» **Aim**:
From the listing below, extract every line containing "tissue".

» **Information provided**:
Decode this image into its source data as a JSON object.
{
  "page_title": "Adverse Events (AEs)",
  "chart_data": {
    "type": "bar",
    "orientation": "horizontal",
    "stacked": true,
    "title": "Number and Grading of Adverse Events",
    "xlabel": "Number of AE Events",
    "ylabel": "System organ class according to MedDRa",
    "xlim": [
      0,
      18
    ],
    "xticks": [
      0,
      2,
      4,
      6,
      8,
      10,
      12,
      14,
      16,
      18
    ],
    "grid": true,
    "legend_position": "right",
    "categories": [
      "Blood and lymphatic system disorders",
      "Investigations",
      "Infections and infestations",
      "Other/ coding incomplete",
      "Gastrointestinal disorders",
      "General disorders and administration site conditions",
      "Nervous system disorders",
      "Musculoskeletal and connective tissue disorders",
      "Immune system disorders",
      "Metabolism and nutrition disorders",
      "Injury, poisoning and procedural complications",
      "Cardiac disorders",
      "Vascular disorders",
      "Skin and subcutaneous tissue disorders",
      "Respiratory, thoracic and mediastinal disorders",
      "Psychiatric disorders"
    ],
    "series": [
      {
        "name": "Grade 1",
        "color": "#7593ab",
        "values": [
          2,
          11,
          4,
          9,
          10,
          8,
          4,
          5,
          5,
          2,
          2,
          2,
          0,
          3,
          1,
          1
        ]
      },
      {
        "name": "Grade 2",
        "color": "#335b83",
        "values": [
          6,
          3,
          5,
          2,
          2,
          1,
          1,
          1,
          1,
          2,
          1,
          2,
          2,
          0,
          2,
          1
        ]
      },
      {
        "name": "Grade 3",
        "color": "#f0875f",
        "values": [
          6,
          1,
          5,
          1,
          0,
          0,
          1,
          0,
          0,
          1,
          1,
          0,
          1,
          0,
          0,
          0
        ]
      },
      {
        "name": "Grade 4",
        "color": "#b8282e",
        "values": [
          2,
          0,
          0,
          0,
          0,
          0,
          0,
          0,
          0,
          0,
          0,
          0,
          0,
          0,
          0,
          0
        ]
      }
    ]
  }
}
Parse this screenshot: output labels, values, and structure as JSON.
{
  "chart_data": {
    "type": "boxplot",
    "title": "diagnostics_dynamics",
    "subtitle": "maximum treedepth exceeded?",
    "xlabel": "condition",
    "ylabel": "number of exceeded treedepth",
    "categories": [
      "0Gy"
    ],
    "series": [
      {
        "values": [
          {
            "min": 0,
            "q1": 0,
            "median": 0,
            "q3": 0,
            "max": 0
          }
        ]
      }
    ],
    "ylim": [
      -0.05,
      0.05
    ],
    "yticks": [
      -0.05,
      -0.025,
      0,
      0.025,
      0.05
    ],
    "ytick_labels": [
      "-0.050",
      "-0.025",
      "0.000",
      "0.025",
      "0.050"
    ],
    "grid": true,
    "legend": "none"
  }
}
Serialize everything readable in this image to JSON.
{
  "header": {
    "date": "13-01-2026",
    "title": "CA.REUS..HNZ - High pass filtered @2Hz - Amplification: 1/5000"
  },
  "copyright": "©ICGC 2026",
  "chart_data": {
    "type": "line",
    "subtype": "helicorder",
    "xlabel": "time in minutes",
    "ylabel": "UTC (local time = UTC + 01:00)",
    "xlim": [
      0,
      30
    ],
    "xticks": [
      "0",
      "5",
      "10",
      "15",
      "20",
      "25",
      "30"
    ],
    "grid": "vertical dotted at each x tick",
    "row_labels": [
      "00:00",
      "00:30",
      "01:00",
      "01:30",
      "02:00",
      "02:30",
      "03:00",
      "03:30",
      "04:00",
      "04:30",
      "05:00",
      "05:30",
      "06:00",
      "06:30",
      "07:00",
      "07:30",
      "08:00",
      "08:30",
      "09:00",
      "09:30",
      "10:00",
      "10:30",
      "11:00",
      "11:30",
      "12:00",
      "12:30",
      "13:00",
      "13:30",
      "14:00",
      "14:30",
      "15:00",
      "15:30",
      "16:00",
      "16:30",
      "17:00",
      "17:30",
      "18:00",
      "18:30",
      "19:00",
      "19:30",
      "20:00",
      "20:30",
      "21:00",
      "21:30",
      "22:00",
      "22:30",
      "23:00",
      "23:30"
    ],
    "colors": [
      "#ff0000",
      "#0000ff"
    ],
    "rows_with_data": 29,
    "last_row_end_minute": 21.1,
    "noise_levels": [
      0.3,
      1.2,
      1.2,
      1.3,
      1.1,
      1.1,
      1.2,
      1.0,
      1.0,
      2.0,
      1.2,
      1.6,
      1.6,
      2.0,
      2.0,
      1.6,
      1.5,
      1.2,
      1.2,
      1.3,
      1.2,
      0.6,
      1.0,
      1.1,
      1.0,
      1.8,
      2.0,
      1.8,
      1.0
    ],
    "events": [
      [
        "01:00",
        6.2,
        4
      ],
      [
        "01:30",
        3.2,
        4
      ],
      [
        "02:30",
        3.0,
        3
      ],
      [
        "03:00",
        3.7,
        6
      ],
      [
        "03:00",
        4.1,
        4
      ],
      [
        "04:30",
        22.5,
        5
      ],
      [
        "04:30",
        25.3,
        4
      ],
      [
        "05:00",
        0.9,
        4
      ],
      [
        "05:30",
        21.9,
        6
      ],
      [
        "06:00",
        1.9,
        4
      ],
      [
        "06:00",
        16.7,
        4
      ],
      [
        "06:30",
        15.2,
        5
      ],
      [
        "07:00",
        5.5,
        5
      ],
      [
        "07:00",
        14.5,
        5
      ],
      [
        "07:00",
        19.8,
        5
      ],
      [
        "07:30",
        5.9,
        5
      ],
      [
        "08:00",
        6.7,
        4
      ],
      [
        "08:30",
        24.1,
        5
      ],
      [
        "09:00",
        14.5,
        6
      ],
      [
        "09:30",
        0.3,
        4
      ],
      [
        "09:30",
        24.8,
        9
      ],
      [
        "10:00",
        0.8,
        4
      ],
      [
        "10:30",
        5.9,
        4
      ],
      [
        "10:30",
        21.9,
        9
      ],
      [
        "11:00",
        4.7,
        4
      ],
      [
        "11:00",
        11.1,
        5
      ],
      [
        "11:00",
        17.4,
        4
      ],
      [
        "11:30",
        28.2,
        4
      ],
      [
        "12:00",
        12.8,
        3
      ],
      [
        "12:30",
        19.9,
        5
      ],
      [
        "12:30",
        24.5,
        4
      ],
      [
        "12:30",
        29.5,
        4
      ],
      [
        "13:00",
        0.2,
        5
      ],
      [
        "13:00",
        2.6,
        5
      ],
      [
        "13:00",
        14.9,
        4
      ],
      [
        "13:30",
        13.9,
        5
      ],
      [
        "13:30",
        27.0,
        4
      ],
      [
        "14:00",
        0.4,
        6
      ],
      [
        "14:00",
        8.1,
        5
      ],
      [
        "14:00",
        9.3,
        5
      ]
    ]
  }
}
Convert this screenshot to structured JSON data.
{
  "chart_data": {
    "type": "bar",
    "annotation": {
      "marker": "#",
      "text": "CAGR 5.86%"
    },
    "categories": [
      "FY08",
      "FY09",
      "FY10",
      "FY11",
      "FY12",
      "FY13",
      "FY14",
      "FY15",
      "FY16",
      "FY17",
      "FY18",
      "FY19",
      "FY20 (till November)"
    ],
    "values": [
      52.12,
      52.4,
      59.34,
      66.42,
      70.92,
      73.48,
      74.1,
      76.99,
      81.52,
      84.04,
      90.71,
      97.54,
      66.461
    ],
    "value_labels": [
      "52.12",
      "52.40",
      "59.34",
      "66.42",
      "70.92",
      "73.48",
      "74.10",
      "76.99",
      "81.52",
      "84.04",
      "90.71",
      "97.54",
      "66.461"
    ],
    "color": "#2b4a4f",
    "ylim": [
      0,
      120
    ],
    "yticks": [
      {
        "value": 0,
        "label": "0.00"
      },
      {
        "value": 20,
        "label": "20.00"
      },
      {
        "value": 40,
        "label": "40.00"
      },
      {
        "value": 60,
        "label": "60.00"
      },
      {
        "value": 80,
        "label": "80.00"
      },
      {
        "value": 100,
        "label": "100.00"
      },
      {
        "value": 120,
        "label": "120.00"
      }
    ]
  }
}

» **Solution**:
      "Musculoskeletal and connective tissue disorders",
      "Skin and subcutaneous tissue disorders",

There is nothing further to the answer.